AIM OF THE EXERCISE: Below is a set of records. Repeat all of them exactly.

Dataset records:

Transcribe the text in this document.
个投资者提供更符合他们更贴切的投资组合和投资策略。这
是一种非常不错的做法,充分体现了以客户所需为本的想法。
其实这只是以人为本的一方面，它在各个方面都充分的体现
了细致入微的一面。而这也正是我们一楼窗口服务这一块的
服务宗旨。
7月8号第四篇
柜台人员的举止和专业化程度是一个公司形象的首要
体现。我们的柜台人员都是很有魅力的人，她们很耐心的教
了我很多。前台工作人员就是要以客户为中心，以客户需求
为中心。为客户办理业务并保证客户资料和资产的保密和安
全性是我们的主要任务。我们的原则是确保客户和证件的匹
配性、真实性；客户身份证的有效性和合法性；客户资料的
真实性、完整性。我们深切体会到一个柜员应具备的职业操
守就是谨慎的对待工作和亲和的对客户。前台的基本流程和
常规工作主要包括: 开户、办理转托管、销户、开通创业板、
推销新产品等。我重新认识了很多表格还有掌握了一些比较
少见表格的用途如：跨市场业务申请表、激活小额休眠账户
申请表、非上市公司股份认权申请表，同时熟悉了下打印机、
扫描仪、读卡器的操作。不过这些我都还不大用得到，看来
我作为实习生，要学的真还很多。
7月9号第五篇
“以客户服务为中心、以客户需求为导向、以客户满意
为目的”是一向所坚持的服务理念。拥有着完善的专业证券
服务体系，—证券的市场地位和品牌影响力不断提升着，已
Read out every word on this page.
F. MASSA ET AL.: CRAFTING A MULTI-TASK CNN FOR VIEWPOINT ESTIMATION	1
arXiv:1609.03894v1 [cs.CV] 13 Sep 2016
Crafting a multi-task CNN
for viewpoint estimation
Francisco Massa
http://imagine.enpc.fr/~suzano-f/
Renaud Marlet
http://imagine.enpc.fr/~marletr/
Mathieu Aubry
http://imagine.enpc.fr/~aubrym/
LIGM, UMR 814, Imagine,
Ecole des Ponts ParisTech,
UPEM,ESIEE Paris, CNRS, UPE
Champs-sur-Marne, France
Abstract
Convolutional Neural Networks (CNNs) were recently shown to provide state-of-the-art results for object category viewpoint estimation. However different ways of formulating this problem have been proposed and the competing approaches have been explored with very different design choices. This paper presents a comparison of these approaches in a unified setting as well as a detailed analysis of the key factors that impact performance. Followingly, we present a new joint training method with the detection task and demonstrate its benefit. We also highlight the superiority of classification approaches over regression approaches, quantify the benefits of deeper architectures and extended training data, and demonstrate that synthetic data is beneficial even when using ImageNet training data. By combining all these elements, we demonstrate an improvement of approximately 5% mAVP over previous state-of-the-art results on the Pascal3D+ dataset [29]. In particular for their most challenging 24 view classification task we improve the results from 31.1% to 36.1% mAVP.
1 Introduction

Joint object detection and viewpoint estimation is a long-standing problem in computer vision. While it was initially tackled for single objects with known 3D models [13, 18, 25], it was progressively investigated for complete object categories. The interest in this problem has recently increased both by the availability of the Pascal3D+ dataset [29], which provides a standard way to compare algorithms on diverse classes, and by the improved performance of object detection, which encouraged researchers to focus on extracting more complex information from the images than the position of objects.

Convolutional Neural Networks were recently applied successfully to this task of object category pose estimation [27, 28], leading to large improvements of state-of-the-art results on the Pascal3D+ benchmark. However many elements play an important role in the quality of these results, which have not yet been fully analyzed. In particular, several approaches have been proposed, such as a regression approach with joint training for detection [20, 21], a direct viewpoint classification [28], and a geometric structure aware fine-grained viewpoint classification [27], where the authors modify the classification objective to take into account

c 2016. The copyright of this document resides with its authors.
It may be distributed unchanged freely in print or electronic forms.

THE RESULT:
Transcribe the text in this document.
个投资者提供更符合他们更贴切的投资组合和投资策略。这
是一种非常不错的做法,充分体现了以客户所需为本的想法。
其实这只是以人为本的一方面，它在各个方面都充分的体现
了细致入微的一面。而这也正是我们一楼窗口服务这一块的
服务宗旨。
7月8号第四篇
柜台人员的举止和专业化程度是一个公司形象的首要
体现。我们的柜台人员都是很有魅力的人，她们很耐心的教
了我很多。前台工作人员就是要以客户为中心，以客户需求
为中心。为客户办理业务并保证客户资料和资产的保密和安
全性是我们的主要任务。我们的原则是确保客户和证件的匹
配性、真实性；客户身份证的有效性和合法性；客户资料的
真实性、完整性。我们深切体会到一个柜员应具备的职业操
守就是谨慎的对待工作和亲和的对客户。前台的基本流程和
常规工作主要包括: 开户、办理转托管、销户、开通创业板、
推销新产品等。我重新认识了很多表格还有掌握了一些比较
少见表格的用途如：跨市场业务申请表、激活小额休眠账户
申请表、非上市公司股份认权申请表，同时熟悉了下打印机、
扫描仪、读卡器的操作。不过这些我都还不大用得到，看来
我作为实习生，要学的真还很多。
7月9号第五篇
“以客户服务为中心、以客户需求为导向、以客户满意
为目的”是一向所坚持的服务理念。拥有着完善的专业证券
服务体系，—证券的市场地位和品牌影响力不断提升着，已
Read out every word on this page.
F. MASSA ET AL.: CRAFTING A MULTI-TASK CNN FOR VIEWPOINT ESTIMATION	1
arXiv:1609.03894v1 [cs.CV] 13 Sep 2016
Crafting a multi-task CNN
for viewpoint estimation
Francisco Massa
http://imagine.enpc.fr/~suzano-f/
Renaud Marlet
http://imagine.enpc.fr/~marletr/
Mathieu Aubry
http://imagine.enpc.fr/~aubrym/
LIGM, UMR 814, Imagine,
Ecole des Ponts ParisTech,
UPEM,ESIEE Paris, CNRS, UPE
Champs-sur-Marne, France
Abstract
Convolutional Neural Networks (CNNs) were recently shown to provide state-of-the-art results for object category viewpoint estimation. However different ways of formulating this problem have been proposed and the competing approaches have been explored with very different design choices. This paper presents a comparison of these approaches in a unified setting as well as a detailed analysis of the key factors that impact performance. Followingly, we present a new joint training method with the detection task and demonstrate its benefit. We also highlight the superiority of classification approaches over regression approaches, quantify the benefits of deeper architectures and extended training data, and demonstrate that synthetic data is beneficial even when using ImageNet training data. By combining all these elements, we demonstrate an improvement of approximately 5% mAVP over previous state-of-the-art results on the Pascal3D+ dataset [29]. In particular for their most challenging 24 view classification task we improve the results from 31.1% to 36.1% mAVP.
1 Introduction

Joint object detection and viewpoint estimation is a long-standing problem in computer vision. While it was initially tackled for single objects with known 3D models [13, 18, 25], it was progressively investigated for complete object categories. The interest in this problem has recently increased both by the availability of the Pascal3D+ dataset [29], which provides a standard way to compare algorithms on diverse classes, and by the improved performance of object detection, which encouraged researchers to focus on extracting more complex information from the images than the position of objects.

Convolutional Neural Networks were recently applied successfully to this task of object category pose estimation [27, 28], leading to large improvements of state-of-the-art results on the Pascal3D+ benchmark. However many elements play an important role in the quality of these results, which have not yet been fully analyzed. In particular, several approaches have been proposed, such as a regression approach with joint training for detection [20, 21], a direct viewpoint classification [28], and a geometric structure aware fine-grained viewpoint classification [27], where the authors modify the classification objective to take into account

c 2016. The copyright of this document resides with its authors.
It may be distributed unchanged freely in print or electronic forms.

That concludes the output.